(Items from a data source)
--- Start ---

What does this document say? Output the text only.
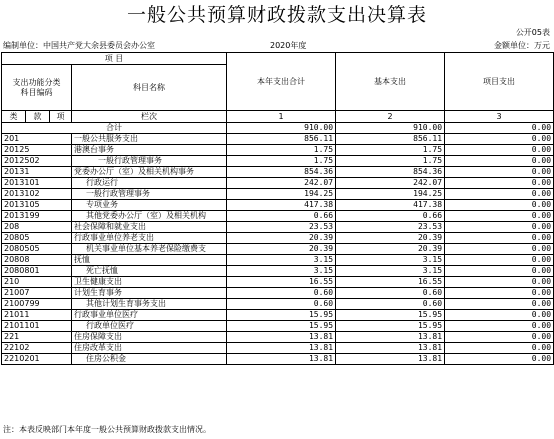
一般公共预算财政拨款支出决算表
公开05表
编制单位：中国共产党大余县委员会办公室	2020年度	金额单位：万元
项 目				本年支出合计	基本支出	项目支出
支出功能分类
科目编码			科目名称			

类	款	项	栏次	1	2	3
合计				910.00	910.00	0.00
201			一般公共服务支出	856.11	856.11	0.00
20125			港澳台事务	1.75	1.75	0.00
2012502			一般行政管理事务	1.75	1.75	0.00
20131			党委办公厅（室）及相关机构事务	854.36	854.36	0.00
2013101			行政运行	242.07	242.07	0.00
2013102			一般行政管理事务	194.25	194.25	0.00
2013105			专项业务	417.38	417.38	0.00
2013199			其他党委办公厅（室）及相关机构	0.66	0.66	0.00
208			社会保障和就业支出	23.53	23.53	0.00
20805			行政事业单位养老支出	20.39	20.39	0.00
2080505			机关事业单位基本养老保险缴费支	20.39	20.39	0.00
20808			抚恤	3.15	3.15	0.00
2080801			死亡抚恤	3.15	3.15	0.00
210			卫生健康支出	16.55	16.55	0.00
21007			计划生育事务	0.60	0.60	0.00
2100799			其他计划生育事务支出	0.60	0.60	0.00
21011			行政事业单位医疗	15.95	15.95	0.00
2101101			行政单位医疗	15.95	15.95	0.00
221			住房保障支出	13.81	13.81	0.00
22102			住房改革支出	13.81	13.81	0.00
2210201			住房公积金	13.81	13.81	0.00
注：本表反映部门本年度一般公共预算财政拨款支出情况。
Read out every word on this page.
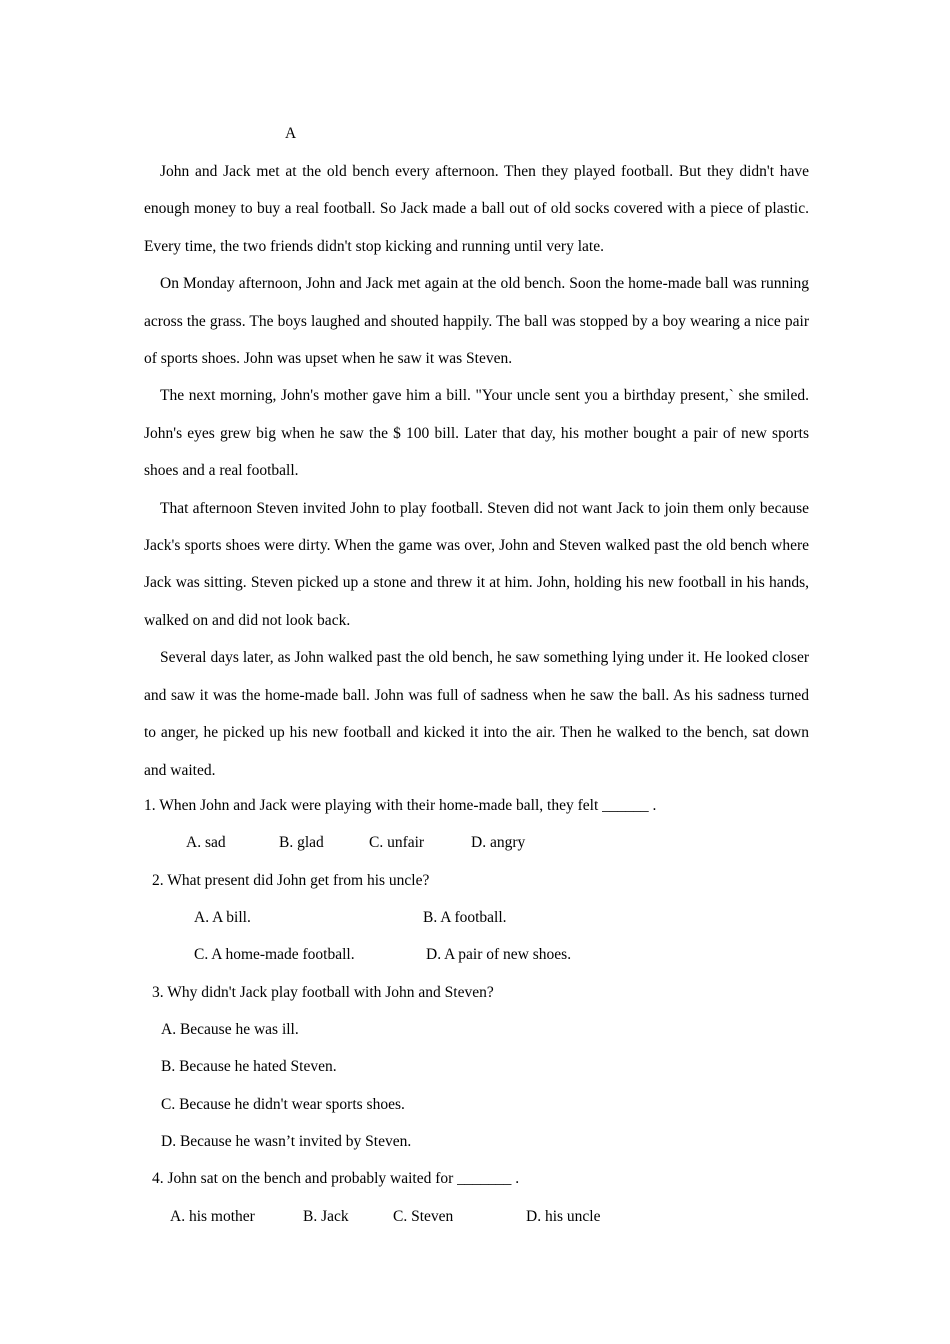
A

John and Jack met at the old bench every afternoon. Then they played football. But they didn't have enough money to buy a real football. So Jack made a ball out of old socks covered with a piece of plastic. Every time, the two friends didn't stop kicking and running until very late.

On Monday afternoon, John and Jack met again at the old bench. Soon the home-made ball was running across the grass. The boys laughed and shouted happily. The ball was stopped by a boy wearing a nice pair of sports shoes. John was upset when he saw it was Steven.

The next morning, John's mother gave him a bill. "Your uncle sent you a birthday present,` she smiled. John's eyes grew big when he saw the $ 100 bill. Later that day, his mother bought a pair of new sports shoes and a real football.

That afternoon Steven invited John to play football. Steven did not want Jack to join them only because Jack's sports shoes were dirty. When the game was over, John and Steven walked past the old bench where Jack was sitting. Steven picked up a stone and threw it at him. John, holding his new football in his hands, walked on and did not look back.

Several days later, as John walked past the old bench, he saw something lying under it. He looked closer and saw it was the home-made ball. John was full of sadness when he saw the ball. As his sadness turned to anger, he picked up his new football and kicked it into the air. Then he walked to the bench, sat down and waited.

1. When John and Jack were playing with their home-made ball, they felt ______ .

A. sad	B. glad	C. unfair	D. angry

2. What present did John get from his uncle?

A. A bill.	B. A football.

C. A home-made football.	D. A pair of new shoes.

3. Why didn't Jack play football with John and Steven?

A. Because he was ill.

B. Because he hated Steven.

C. Because he didn't wear sports shoes.

D. Because he wasn’t invited by Steven.

4. John sat on the bench and probably waited for _______ .

A. his mother	B. Jack	C. Steven	D. his uncle
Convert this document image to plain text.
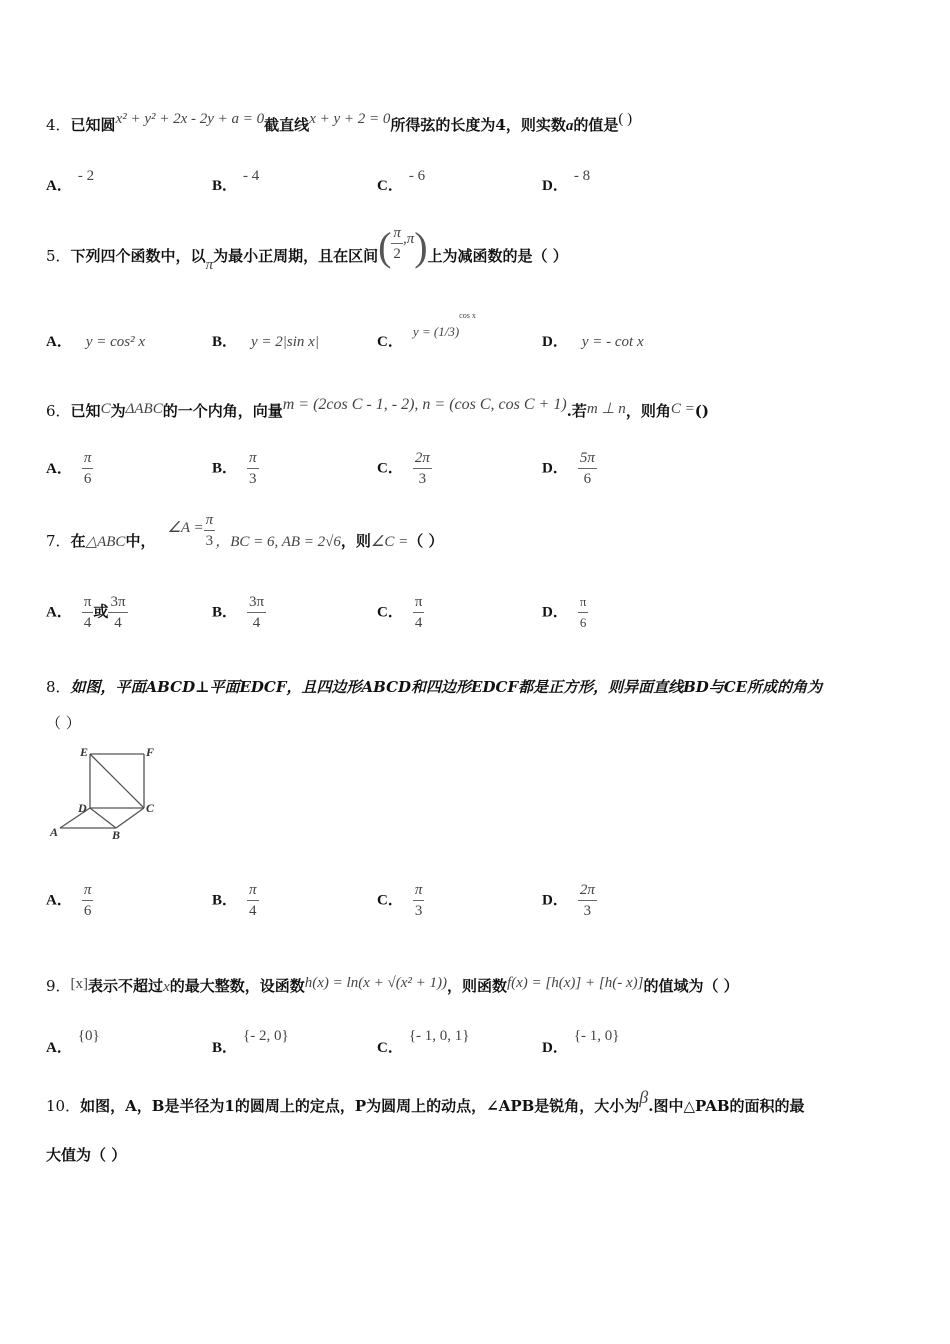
4．已知圆x² + y² + 2x - 2y + a = 0截直线x + y + 2 = 0所得弦的长度为4，则实数a的值是( )
A．- 2
B．- 4
C．- 6
D．- 8
5．下列四个函数中，以π为最小正周期，且在区间( $\frac{\pi}{2} ,\pi$)上为减函数的是（ ）
A． y = cos² x	B． y = 2|sin x|	C．$y = (1/3)^{cos x}$
D． y = - cot x
6．已知C为ΔABC的一个内角，向量m = (2cos C - 1, - 2), n = (cos C, cos C + 1).若m ⊥ n，则角C =()
A． $\frac{\pi}{6}$	B． $\frac{\pi}{3}$	C． $\frac{2\pi}{3}$	D． $\frac{5\pi}{6}$
7．在△ABC中，∠A = $\frac{\pi}{3}$ ，BC = 6, AB = 2√6，则∠C =（ ）
A． $\frac{\pi}{4}$ 或 $\frac{3\pi}{4}$	B． $\frac{3\pi}{4}$	C． $\frac{\pi}{4}$	D． $\frac{\pi}{6}$
8．如图，平面ABCD⊥平面EDCF，且四边形ABCD和四边形EDCF都是正方形，则异面直线BD与CE所成的角为
（ ）
E	F
D	C
A	B
A． $\frac{\pi}{6}$	B． $\frac{\pi}{4}$	C． $\frac{\pi}{3}$	D． $\frac{2\pi}{3}$
9．[x]表示不超过x的最大整数，设函数h(x) = ln(x + √(x² + 1))，则函数f(x) = [h(x)] + [h(- x)]的值域为（ ）
A．{0}
B．{- 2, 0}
C．{- 1, 0, 1}
D．{- 1, 0}
10．如图，A，B是半径为1的圆周上的定点，P为圆周上的动点，∠APB是锐角，大小为β.图中△PAB的面积的最
大值为（ ）
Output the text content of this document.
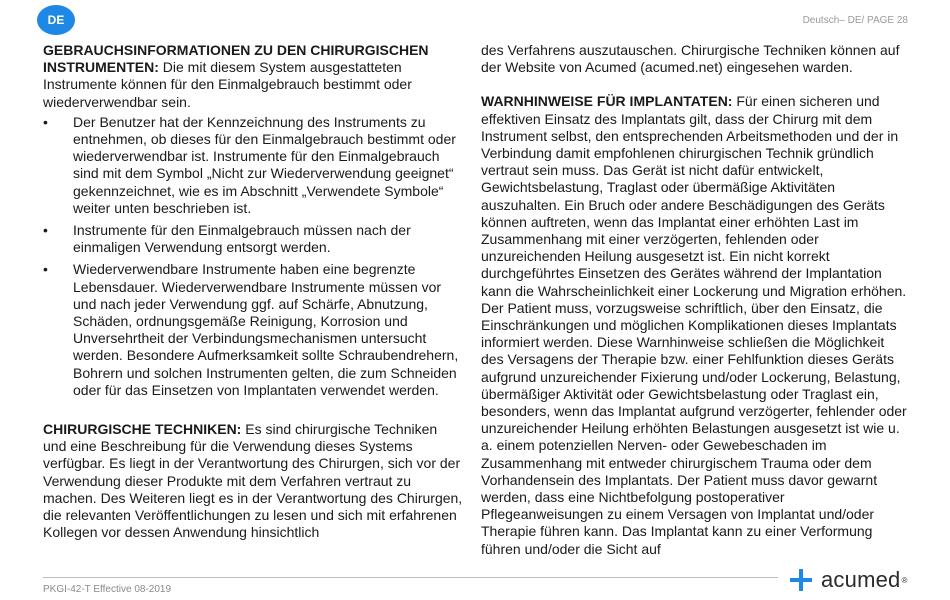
DE	Deutsch– DE/ PAGE 28

GEBRAUCHSINFORMATIONEN ZU DEN CHIRURGISCHEN INSTRUMENTEN: Die mit diesem System ausgestatteten Instrumente können für den Einmalgebrauch bestimmt oder wiederverwendbar sein.

• Der Benutzer hat der Kennzeichnung des Instruments zu entnehmen, ob dieses für den Einmalgebrauch bestimmt oder wiederverwendbar ist. Instrumente für den Einmalgebrauch sind mit dem Symbol „Nicht zur Wiederverwendung geeignet“ gekennzeichnet, wie es im Abschnitt „Verwendete Symbole“ weiter unten beschrieben ist.
• Instrumente für den Einmalgebrauch müssen nach der einmaligen Verwendung entsorgt werden.
• Wiederverwendbare Instrumente haben eine begrenzte Lebensdauer. Wiederverwendbare Instrumente müssen vor und nach jeder Verwendung ggf. auf Schärfe, Abnutzung, Schäden, ordnungsgemäße Reinigung, Korrosion und Unversehrtheit der Verbindungsmechanismen untersucht werden. Besondere Aufmerksamkeit sollte Schraubendrehern, Bohrern und solchen Instrumenten gelten, die zum Schneiden oder für das Einsetzen von Implantaten verwendet werden.

CHIRURGISCHE TECHNIKEN: Es sind chirurgische Techniken und eine Beschreibung für die Verwendung dieses Systems verfügbar. Es liegt in der Verantwortung des Chirurgen, sich vor der Verwendung dieser Produkte mit dem Verfahren vertraut zu machen. Des Weiteren liegt es in der Verantwortung des Chirurgen, die relevanten Veröffentlichungen zu lesen und sich mit erfahrenen Kollegen vor dessen Anwendung hinsichtlich

des Verfahrens auszutauschen. Chirurgische Techniken können auf der Website von Acumed (acumed.net) eingesehen warden.

WARNHINWEISE FÜR IMPLANTATEN: Für einen sicheren und effektiven Einsatz des Implantats gilt, dass der Chirurg mit dem Instrument selbst, den entsprechenden Arbeitsmethoden und der in Verbindung damit empfohlenen chirurgischen Technik gründlich vertraut sein muss. Das Gerät ist nicht dafür entwickelt, Gewichtsbelastung, Traglast oder übermäßige Aktivitäten auszuhalten. Ein Bruch oder andere Beschädigungen des Geräts können auftreten, wenn das Implantat einer erhöhten Last im Zusammenhang mit einer verzögerten, fehlenden oder unzureichenden Heilung ausgesetzt ist. Ein nicht korrekt durchgeführtes Einsetzen des Gerätes während der Implantation kann die Wahrscheinlichkeit einer Lockerung und Migration erhöhen. Der Patient muss, vorzugsweise schriftlich, über den Einsatz, die Einschränkungen und möglichen Komplikationen dieses Implantats informiert werden. Diese Warnhinweise schließen die Möglichkeit des Versagens der Therapie bzw. einer Fehlfunktion dieses Geräts aufgrund unzureichender Fixierung und/oder Lockerung, Belastung, übermäßiger Aktivität oder Gewichtsbelastung oder Traglast ein, besonders, wenn das Implantat aufgrund verzögerter, fehlender oder unzureichender Heilung erhöhten Belastungen ausgesetzt ist wie u. a. einem potenziellen Nerven- oder Gewebeschaden im Zusammenhang mit entweder chirurgischem Trauma oder dem Vorhandensein des Implantats. Der Patient muss davor gewarnt werden, dass eine Nichtbefolgung postoperativer Pflegeanweisungen zu einem Versagen von Implantat und/oder Therapie führen kann. Das Implantat kann zu einer Verformung führen und/oder die Sicht auf

PKGI-42-T Effective 08-2019	acumed ®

--- End ---

Task details => From the entries above, extract every line where the word "this" appears.

Full response =>
What does this document say? Output the text only.
Read out every word on this page.
Convert this document image to plain text.
Output the text content of this document.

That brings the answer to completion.